* **GIVEN INFORMATION**

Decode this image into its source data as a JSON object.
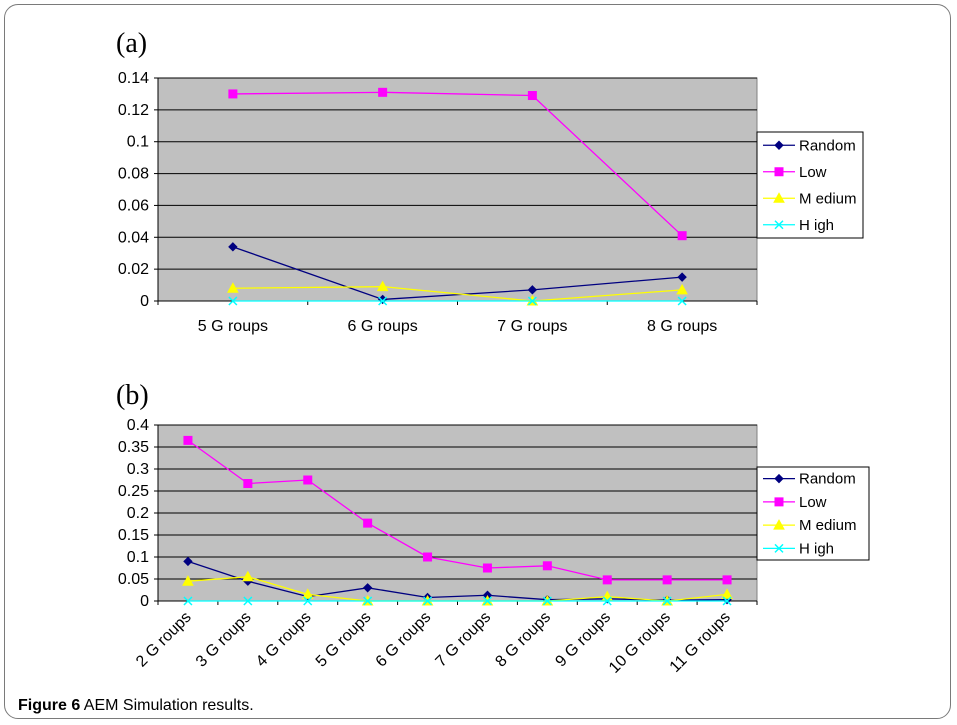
{
  "caption": {
    "label": "Figure 6",
    "text": "AEM Simulation results."
  },
  "legend_colors": {
    "Random": "#000080",
    "Low": "#ff00ff",
    "Medium": "#ffff00",
    "High": "#00ffff"
  },
  "plot_background": "#c0c0c0",
  "chart_data": [
    {
      "type": "line",
      "panel_label": "(a)",
      "categories": [
        "5 G roups",
        "6 G roups",
        "7 G roups",
        "8 G roups"
      ],
      "ylim": [
        0,
        0.14
      ],
      "yticks": [
        "0",
        "0.02",
        "0.04",
        "0.06",
        "0.08",
        "0.1",
        "0.12",
        "0.14"
      ],
      "grid": true,
      "legend_placement": "right",
      "series": [
        {
          "name": "Random",
          "marker": "diamond",
          "values": [
            0.034,
            0.001,
            0.007,
            0.015
          ]
        },
        {
          "name": "Low",
          "marker": "square",
          "values": [
            0.13,
            0.131,
            0.129,
            0.041
          ]
        },
        {
          "name": "M edium",
          "marker": "triangle",
          "values": [
            0.008,
            0.009,
            0.0,
            0.007
          ]
        },
        {
          "name": "H igh",
          "marker": "x",
          "values": [
            0.0,
            0.0,
            0.0,
            0.0
          ]
        }
      ]
    },
    {
      "type": "line",
      "panel_label": "(b)",
      "categories": [
        "2 G roups",
        "3 G roups",
        "4 G roups",
        "5 G roups",
        "6 G roups",
        "7 G roups",
        "8 G roups",
        "9 G roups",
        "10 G roups",
        "11 G roups"
      ],
      "ylim": [
        0,
        0.4
      ],
      "yticks": [
        "0",
        "0.05",
        "0.1",
        "0.15",
        "0.2",
        "0.25",
        "0.3",
        "0.35",
        "0.4"
      ],
      "grid": true,
      "legend_placement": "right",
      "series": [
        {
          "name": "Random",
          "marker": "diamond",
          "values": [
            0.09,
            0.045,
            0.01,
            0.03,
            0.008,
            0.013,
            0.003,
            0.005,
            0.002,
            0.003
          ]
        },
        {
          "name": "Low",
          "marker": "square",
          "values": [
            0.365,
            0.267,
            0.275,
            0.177,
            0.1,
            0.075,
            0.08,
            0.048,
            0.048,
            0.048
          ]
        },
        {
          "name": "M edium",
          "marker": "triangle",
          "values": [
            0.045,
            0.055,
            0.015,
            0.0,
            0.0,
            0.0,
            0.0,
            0.01,
            0.0,
            0.015
          ]
        },
        {
          "name": "H igh",
          "marker": "x",
          "values": [
            0.0,
            0.0,
            0.0,
            0.0,
            0.0,
            0.0,
            0.0,
            0.0,
            0.0,
            0.0
          ]
        }
      ]
    }
  ]
}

* **THE PROBLEM**
Give an exact copy of the material, leaving out every picture.

* **ANSWER TO THE PROBLEM**
Decode this image into its source data as a JSON object.
{
  "caption": {
    "label": "Figure 6",
    "text": "AEM Simulation results."
  },
  "legend_colors": {
    "Random": "#000080",
    "Low": "#ff00ff",
    "Medium": "#ffff00",
    "High": "#00ffff"
  },
  "plot_background": "#c0c0c0",
  "chart_data": [
    {
      "type": "line",
      "panel_label": "(a)",
      "categories": [
        "5 G roups",
        "6 G roups",
        "7 G roups",
        "8 G roups"
      ],
      "ylim": [
        0,
        0.14
      ],
      "yticks": [
        "0",
        "0.02",
        "0.04",
        "0.06",
        "0.08",
        "0.1",
        "0.12",
        "0.14"
      ],
      "grid": true,
      "legend_placement": "right",
      "series": [
        {
          "name": "Random",
          "marker": "diamond",
          "values": [
            0.034,
            0.001,
            0.007,
            0.015
          ]
        },
        {
          "name": "Low",
          "marker": "square",
          "values": [
            0.13,
            0.131,
            0.129,
            0.041
          ]
        },
        {
          "name": "M edium",
          "marker": "triangle",
          "values": [
            0.008,
            0.009,
            0.0,
            0.007
          ]
        },
        {
          "name": "H igh",
          "marker": "x",
          "values": [
            0.0,
            0.0,
            0.0,
            0.0
          ]
        }
      ]
    },
    {
      "type": "line",
      "panel_label": "(b)",
      "categories": [
        "2 G roups",
        "3 G roups",
        "4 G roups",
        "5 G roups",
        "6 G roups",
        "7 G roups",
        "8 G roups",
        "9 G roups",
        "10 G roups",
        "11 G roups"
      ],
      "ylim": [
        0,
        0.4
      ],
      "yticks": [
        "0",
        "0.05",
        "0.1",
        "0.15",
        "0.2",
        "0.25",
        "0.3",
        "0.35",
        "0.4"
      ],
      "grid": true,
      "legend_placement": "right",
      "series": [
        {
          "name": "Random",
          "marker": "diamond",
          "values": [
            0.09,
            0.045,
            0.01,
            0.03,
            0.008,
            0.013,
            0.003,
            0.005,
            0.002,
            0.003
          ]
        },
        {
          "name": "Low",
          "marker": "square",
          "values": [
            0.365,
            0.267,
            0.275,
            0.177,
            0.1,
            0.075,
            0.08,
            0.048,
            0.048,
            0.048
          ]
        },
        {
          "name": "M edium",
          "marker": "triangle",
          "values": [
            0.045,
            0.055,
            0.015,
            0.0,
            0.0,
            0.0,
            0.0,
            0.01,
            0.0,
            0.015
          ]
        },
        {
          "name": "H igh",
          "marker": "x",
          "values": [
            0.0,
            0.0,
            0.0,
            0.0,
            0.0,
            0.0,
            0.0,
            0.0,
            0.0,
            0.0
          ]
        }
      ]
    }
  ]
}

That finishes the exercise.